_DATASET ENTRIES_:

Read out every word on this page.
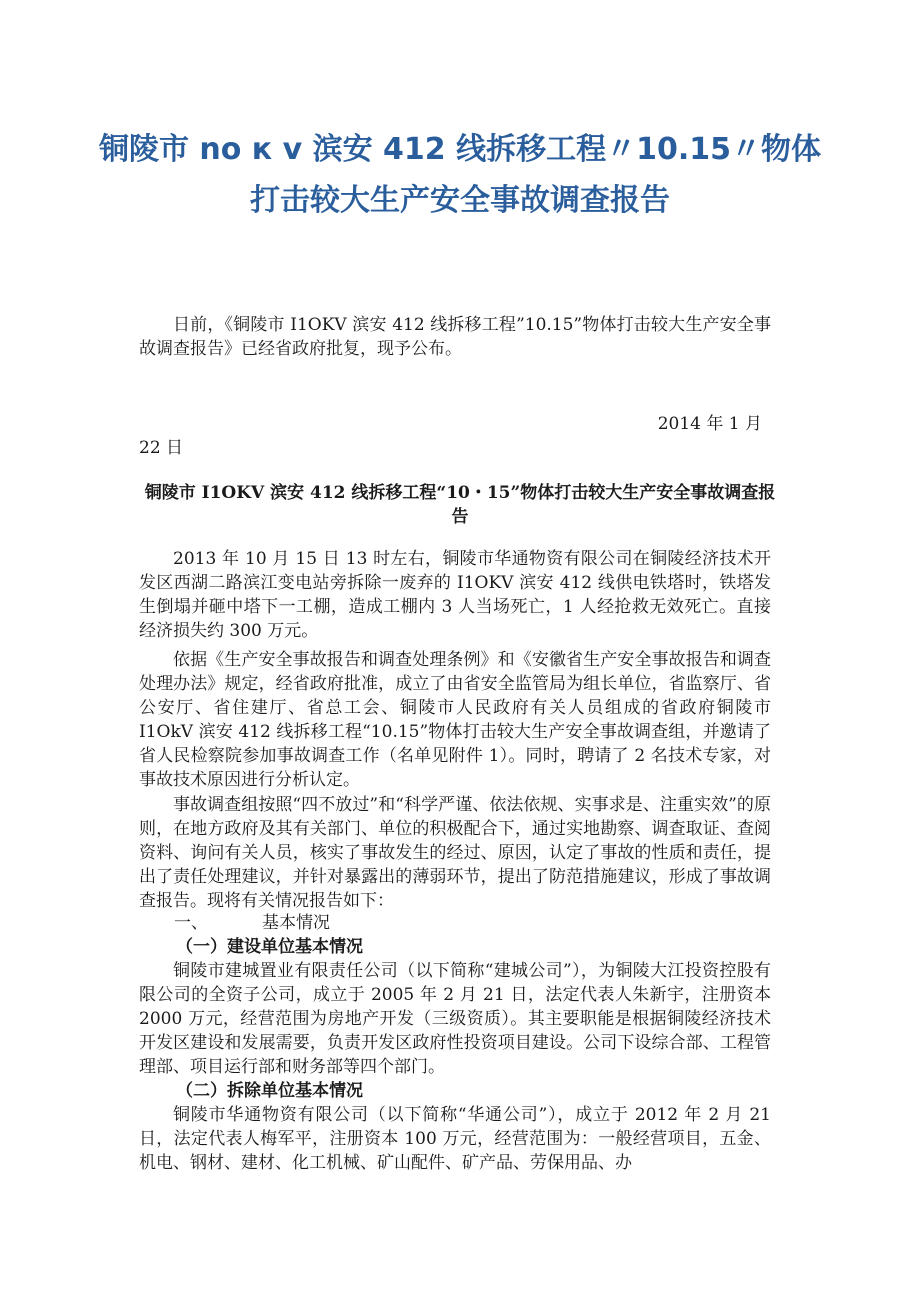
铜陵市 no к v 滨安 412 线拆移工程〃10.15〃物体
打击较大生产安全事故调查报告
日前，《铜陵市 I1OKV 滨安 412 线拆移工程”10.15”物体打击较大生产安全事故调查报告》已经省政府批复，现予公布。
2014 年 1 月
22 日
铜陵市 I1OKV 滨安 412 线拆移工程“10・15”物体打击较大生产安全事故调查报告
2013 年 10 月 15 日 13 时左右，铜陵市华通物资有限公司在铜陵经济技术开发区西湖二路滨江变电站旁拆除一废弃的 I1OKV 滨安 412 线供电铁塔时，铁塔发生倒塌并砸中塔下一工棚，造成工棚内 3 人当场死亡，1 人经抢救无效死亡。直接经济损失约 300 万元。
依据《生产安全事故报告和调查处理条例》和《安徽省生产安全事故报告和调查处理办法》规定，经省政府批准，成立了由省安全监管局为组长单位，省监察厅、省公安厅、省住建厅、省总工会、铜陵市人民政府有关人员组成的省政府铜陵市 I1OkV 滨安 412 线拆移工程“10.15”物体打击较大生产安全事故调查组，并邀请了省人民检察院参加事故调查工作（名单见附件 1）。同时，聘请了 2 名技术专家，对事故技术原因进行分析认定。
事故调查组按照“四不放过”和“科学严谨、依法依规、实事求是、注重实效”的原则，在地方政府及其有关部门、单位的积极配合下，通过实地勘察、调查取证、查阅资料、询问有关人员，核实了事故发生的经过、原因，认定了事故的性质和责任，提出了责任处理建议，并针对暴露出的薄弱环节，提出了防范措施建议，形成了事故调查报告。现将有关情况报告如下：
一、	基本情况
（一）建设单位基本情况
铜陵市建城置业有限责任公司（以下简称“建城公司”），为铜陵大江投资控股有限公司的全资子公司，成立于 2005 年 2 月 21 日，法定代表人朱新宇，注册资本 2000 万元，经营范围为房地产开发（三级资质）。其主要职能是根据铜陵经济技术开发区建设和发展需要，负责开发区政府性投资项目建设。公司下设综合部、工程管理部、项目运行部和财务部等四个部门。
（二）拆除单位基本情况
铜陵市华通物资有限公司（以下简称“华通公司”），成立于 2012 年 2 月 21 日，法定代表人梅军平，注册资本 100 万元，经营范围为：一般经营项目，五金、机电、钢材、建材、化工机械、矿山配件、矿产品、劳保用品、办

_GIVEN TASK_: From the listing, extract all text exactly as given and drop any picture.

_RESPONSE TO THE EXERCISE_:
Read out every word on this page.
铜陵市 no к v 滨安 412 线拆移工程〃10.15〃物体
打击较大生产安全事故调查报告
日前，《铜陵市 I1OKV 滨安 412 线拆移工程”10.15”物体打击较大生产安全事故调查报告》已经省政府批复，现予公布。
2014 年 1 月
22 日
铜陵市 I1OKV 滨安 412 线拆移工程“10・15”物体打击较大生产安全事故调查报告
2013 年 10 月 15 日 13 时左右，铜陵市华通物资有限公司在铜陵经济技术开发区西湖二路滨江变电站旁拆除一废弃的 I1OKV 滨安 412 线供电铁塔时，铁塔发生倒塌并砸中塔下一工棚，造成工棚内 3 人当场死亡，1 人经抢救无效死亡。直接经济损失约 300 万元。
依据《生产安全事故报告和调查处理条例》和《安徽省生产安全事故报告和调查处理办法》规定，经省政府批准，成立了由省安全监管局为组长单位，省监察厅、省公安厅、省住建厅、省总工会、铜陵市人民政府有关人员组成的省政府铜陵市 I1OkV 滨安 412 线拆移工程“10.15”物体打击较大生产安全事故调查组，并邀请了省人民检察院参加事故调查工作（名单见附件 1）。同时，聘请了 2 名技术专家，对事故技术原因进行分析认定。
事故调查组按照“四不放过”和“科学严谨、依法依规、实事求是、注重实效”的原则，在地方政府及其有关部门、单位的积极配合下，通过实地勘察、调查取证、查阅资料、询问有关人员，核实了事故发生的经过、原因，认定了事故的性质和责任，提出了责任处理建议，并针对暴露出的薄弱环节，提出了防范措施建议，形成了事故调查报告。现将有关情况报告如下：
一、	基本情况
（一）建设单位基本情况
铜陵市建城置业有限责任公司（以下简称“建城公司”），为铜陵大江投资控股有限公司的全资子公司，成立于 2005 年 2 月 21 日，法定代表人朱新宇，注册资本 2000 万元，经营范围为房地产开发（三级资质）。其主要职能是根据铜陵经济技术开发区建设和发展需要，负责开发区政府性投资项目建设。公司下设综合部、工程管理部、项目运行部和财务部等四个部门。
（二）拆除单位基本情况
铜陵市华通物资有限公司（以下简称“华通公司”），成立于 2012 年 2 月 21 日，法定代表人梅军平，注册资本 100 万元，经营范围为：一般经营项目，五金、机电、钢材、建材、化工机械、矿山配件、矿产品、劳保用品、办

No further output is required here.